### Exercise directions
Reproduce each line bearing the word "other".

### Input records
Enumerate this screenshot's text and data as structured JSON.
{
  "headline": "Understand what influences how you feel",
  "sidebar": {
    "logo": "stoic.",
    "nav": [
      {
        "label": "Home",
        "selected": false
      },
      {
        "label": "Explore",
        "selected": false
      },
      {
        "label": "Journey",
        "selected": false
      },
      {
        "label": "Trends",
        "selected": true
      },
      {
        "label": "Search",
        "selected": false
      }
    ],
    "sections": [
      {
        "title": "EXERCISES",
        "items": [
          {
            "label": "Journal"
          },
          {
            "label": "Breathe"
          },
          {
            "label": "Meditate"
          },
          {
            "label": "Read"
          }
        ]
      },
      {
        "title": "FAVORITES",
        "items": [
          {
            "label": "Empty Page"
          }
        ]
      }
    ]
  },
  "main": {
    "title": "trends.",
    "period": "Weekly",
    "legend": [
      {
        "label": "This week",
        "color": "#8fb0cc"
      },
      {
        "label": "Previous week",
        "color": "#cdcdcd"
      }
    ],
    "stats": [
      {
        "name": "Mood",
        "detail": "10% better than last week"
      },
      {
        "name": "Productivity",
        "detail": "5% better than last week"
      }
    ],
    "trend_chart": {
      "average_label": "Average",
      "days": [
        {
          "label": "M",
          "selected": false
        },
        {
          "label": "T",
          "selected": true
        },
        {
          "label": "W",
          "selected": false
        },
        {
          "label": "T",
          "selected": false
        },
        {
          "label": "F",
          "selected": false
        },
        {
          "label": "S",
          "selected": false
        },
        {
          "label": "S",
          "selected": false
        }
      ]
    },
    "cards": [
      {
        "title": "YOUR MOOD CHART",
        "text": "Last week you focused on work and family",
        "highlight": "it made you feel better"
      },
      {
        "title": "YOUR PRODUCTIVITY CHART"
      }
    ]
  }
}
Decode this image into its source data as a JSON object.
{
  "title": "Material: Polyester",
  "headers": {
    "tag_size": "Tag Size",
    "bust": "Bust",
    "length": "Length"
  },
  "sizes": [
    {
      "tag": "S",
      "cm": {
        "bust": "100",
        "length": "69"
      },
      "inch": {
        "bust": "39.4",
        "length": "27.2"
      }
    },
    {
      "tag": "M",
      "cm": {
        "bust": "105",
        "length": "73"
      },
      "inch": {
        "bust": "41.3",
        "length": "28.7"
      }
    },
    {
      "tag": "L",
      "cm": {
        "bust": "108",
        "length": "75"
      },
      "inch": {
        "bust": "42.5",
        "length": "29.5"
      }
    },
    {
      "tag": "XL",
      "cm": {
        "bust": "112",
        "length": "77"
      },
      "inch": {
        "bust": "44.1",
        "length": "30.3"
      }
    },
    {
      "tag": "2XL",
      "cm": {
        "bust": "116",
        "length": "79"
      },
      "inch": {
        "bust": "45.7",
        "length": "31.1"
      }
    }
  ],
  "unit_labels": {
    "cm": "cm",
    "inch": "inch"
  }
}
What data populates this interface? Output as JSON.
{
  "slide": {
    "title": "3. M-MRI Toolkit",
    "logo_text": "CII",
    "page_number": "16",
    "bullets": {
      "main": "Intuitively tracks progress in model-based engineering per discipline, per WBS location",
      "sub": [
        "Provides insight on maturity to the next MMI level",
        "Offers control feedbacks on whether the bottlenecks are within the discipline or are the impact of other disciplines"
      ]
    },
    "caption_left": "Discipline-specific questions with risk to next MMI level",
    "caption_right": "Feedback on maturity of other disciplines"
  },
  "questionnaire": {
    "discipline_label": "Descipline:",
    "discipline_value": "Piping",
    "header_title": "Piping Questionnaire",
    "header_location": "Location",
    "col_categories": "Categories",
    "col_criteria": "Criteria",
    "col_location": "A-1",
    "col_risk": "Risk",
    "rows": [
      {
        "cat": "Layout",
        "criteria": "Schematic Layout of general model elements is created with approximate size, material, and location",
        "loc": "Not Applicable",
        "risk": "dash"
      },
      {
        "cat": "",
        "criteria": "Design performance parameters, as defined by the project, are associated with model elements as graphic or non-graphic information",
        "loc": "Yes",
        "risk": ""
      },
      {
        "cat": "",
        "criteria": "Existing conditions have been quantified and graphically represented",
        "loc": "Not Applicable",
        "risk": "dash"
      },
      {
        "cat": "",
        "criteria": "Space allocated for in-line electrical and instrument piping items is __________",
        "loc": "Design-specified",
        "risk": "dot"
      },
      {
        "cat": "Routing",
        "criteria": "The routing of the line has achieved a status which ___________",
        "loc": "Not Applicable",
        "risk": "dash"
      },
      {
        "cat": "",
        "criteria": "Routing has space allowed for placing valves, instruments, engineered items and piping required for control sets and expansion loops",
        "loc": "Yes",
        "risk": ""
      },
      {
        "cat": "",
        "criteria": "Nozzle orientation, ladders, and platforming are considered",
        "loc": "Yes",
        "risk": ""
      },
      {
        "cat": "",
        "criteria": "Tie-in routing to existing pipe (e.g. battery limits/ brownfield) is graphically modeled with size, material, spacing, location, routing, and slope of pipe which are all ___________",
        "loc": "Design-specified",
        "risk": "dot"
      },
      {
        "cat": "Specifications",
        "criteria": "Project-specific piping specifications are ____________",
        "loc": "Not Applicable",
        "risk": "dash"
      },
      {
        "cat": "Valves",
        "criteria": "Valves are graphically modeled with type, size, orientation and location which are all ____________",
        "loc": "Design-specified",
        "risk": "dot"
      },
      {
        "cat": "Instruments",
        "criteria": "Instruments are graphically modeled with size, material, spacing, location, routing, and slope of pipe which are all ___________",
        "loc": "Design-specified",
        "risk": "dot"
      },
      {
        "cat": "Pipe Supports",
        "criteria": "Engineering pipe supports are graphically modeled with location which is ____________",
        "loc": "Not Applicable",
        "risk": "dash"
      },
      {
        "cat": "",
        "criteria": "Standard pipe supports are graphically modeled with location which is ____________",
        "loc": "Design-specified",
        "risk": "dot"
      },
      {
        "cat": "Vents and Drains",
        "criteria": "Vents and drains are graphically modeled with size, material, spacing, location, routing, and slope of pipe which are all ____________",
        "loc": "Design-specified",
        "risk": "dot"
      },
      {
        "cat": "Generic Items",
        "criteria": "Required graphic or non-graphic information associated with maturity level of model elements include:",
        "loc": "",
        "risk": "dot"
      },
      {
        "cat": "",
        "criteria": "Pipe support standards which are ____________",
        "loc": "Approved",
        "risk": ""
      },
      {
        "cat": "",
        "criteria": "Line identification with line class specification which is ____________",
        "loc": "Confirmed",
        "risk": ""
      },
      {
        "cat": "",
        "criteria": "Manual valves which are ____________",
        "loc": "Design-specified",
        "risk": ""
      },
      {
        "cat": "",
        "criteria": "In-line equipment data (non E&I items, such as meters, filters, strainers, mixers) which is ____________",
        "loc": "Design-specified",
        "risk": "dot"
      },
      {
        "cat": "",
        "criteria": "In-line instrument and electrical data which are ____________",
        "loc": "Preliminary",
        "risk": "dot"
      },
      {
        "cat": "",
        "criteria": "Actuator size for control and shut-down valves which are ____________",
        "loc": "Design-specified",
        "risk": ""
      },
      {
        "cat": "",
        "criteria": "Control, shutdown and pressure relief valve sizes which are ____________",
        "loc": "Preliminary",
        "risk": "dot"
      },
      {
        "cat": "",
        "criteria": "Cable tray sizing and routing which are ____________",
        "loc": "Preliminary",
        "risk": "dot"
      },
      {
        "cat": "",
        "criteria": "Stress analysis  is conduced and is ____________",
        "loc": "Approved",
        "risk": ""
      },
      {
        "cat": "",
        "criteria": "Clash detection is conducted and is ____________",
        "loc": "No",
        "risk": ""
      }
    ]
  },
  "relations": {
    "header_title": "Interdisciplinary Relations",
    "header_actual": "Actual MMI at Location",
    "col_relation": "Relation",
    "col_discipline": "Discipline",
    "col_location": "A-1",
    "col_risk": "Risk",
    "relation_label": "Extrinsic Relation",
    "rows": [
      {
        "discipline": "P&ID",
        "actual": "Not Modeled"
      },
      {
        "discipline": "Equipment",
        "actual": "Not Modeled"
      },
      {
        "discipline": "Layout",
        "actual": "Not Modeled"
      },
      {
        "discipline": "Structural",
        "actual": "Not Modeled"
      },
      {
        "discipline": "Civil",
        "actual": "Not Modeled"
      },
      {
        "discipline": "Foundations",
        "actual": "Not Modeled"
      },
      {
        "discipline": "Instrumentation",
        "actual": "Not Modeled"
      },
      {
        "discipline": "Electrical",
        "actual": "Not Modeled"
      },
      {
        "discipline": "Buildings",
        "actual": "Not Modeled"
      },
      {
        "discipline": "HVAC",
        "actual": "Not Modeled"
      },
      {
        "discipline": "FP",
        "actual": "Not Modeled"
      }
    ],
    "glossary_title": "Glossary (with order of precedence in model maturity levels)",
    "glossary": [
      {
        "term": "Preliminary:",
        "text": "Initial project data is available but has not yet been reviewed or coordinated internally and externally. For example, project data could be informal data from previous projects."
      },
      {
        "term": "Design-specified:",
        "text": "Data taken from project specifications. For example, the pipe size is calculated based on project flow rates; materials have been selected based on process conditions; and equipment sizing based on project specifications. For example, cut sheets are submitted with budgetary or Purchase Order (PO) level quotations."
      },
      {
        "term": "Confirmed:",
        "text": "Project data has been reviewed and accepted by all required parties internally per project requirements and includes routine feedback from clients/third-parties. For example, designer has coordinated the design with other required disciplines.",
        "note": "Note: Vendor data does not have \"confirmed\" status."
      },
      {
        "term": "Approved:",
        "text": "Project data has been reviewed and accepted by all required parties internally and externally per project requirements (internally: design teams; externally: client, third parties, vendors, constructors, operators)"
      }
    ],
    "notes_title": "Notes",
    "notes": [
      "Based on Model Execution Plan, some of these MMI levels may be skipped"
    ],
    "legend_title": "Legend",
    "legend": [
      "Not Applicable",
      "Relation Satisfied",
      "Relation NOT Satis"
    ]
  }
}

### Answer to this problem
        "Offers control feedbacks on whether the bottlenecks are within the discipline or are the impact of other disciplines"
    "caption_right": "Feedback on maturity of other disciplines"
        "text": "Project data has been reviewed and accepted by all required parties internally per project requirements and includes routine feedback from clients/third-parties. For example, designer has coordinated the design with other required disciplines.",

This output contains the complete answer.